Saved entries

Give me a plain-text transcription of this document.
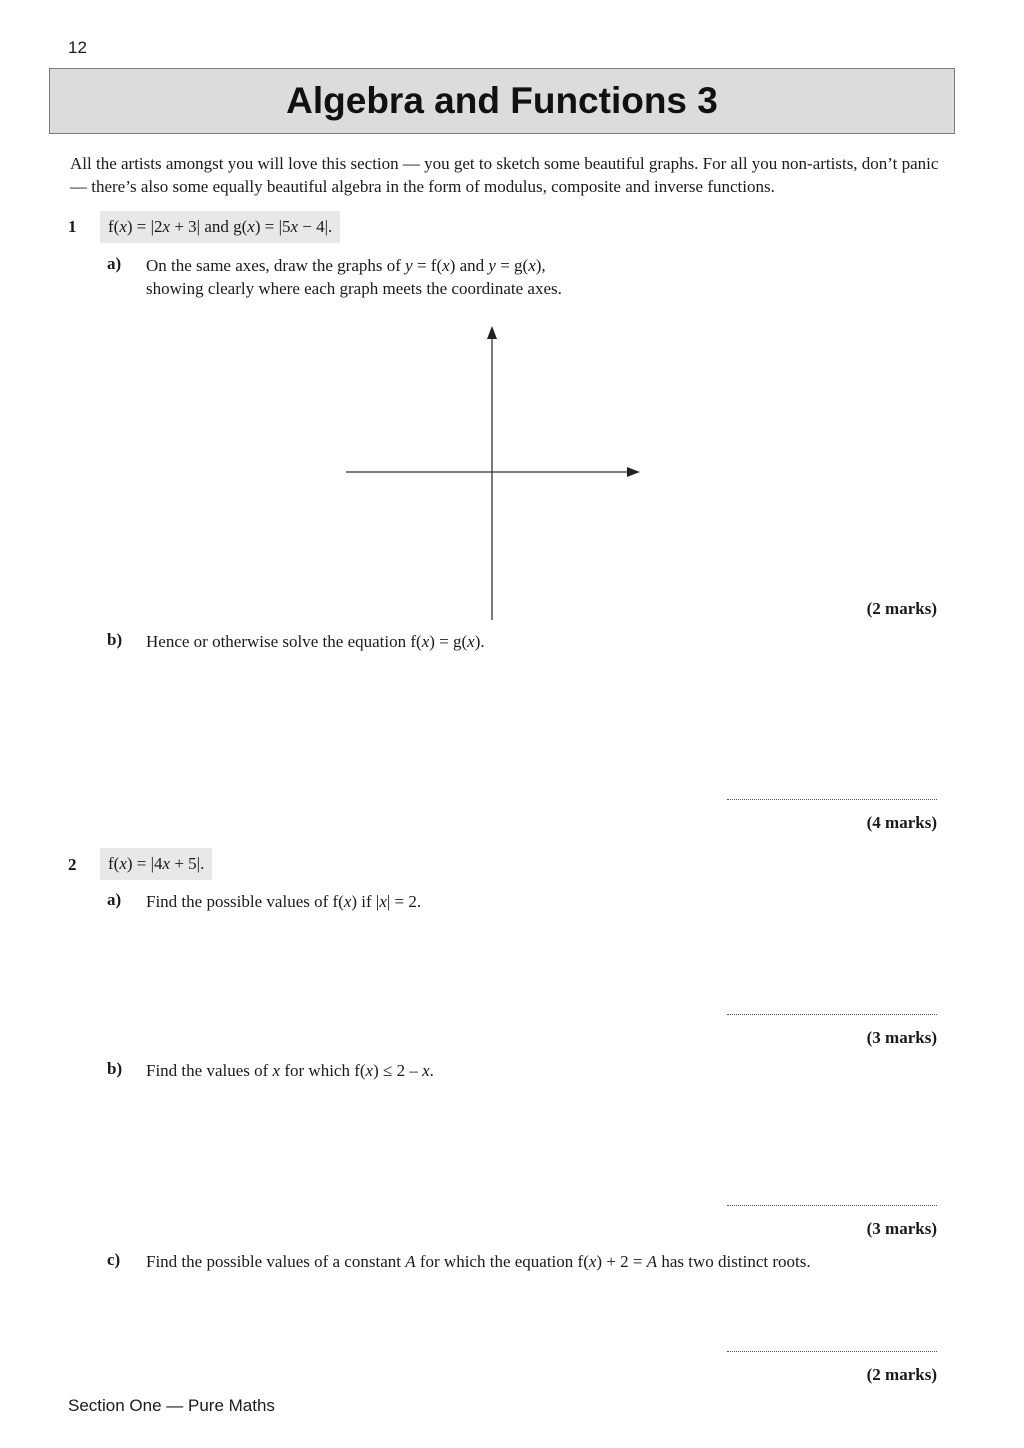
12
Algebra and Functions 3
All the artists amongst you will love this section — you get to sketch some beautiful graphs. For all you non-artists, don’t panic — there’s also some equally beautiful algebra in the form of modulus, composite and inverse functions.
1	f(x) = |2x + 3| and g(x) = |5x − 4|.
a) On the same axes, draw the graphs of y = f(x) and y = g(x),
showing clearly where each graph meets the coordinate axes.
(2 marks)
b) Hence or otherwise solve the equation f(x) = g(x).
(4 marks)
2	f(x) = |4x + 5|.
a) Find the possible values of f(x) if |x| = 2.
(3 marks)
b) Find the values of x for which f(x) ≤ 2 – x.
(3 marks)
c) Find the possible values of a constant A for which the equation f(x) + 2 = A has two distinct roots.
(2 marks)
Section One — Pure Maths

**WHAT YOU NEED TO DO:**
Copy out each line of the data where the string "which" appears.

**TASK SOLUTION:**
b) Find the values of x for which f(x) ≤ 2 – x.
c) Find the possible values of a constant A for which the equation f(x) + 2 = A has two distinct roots.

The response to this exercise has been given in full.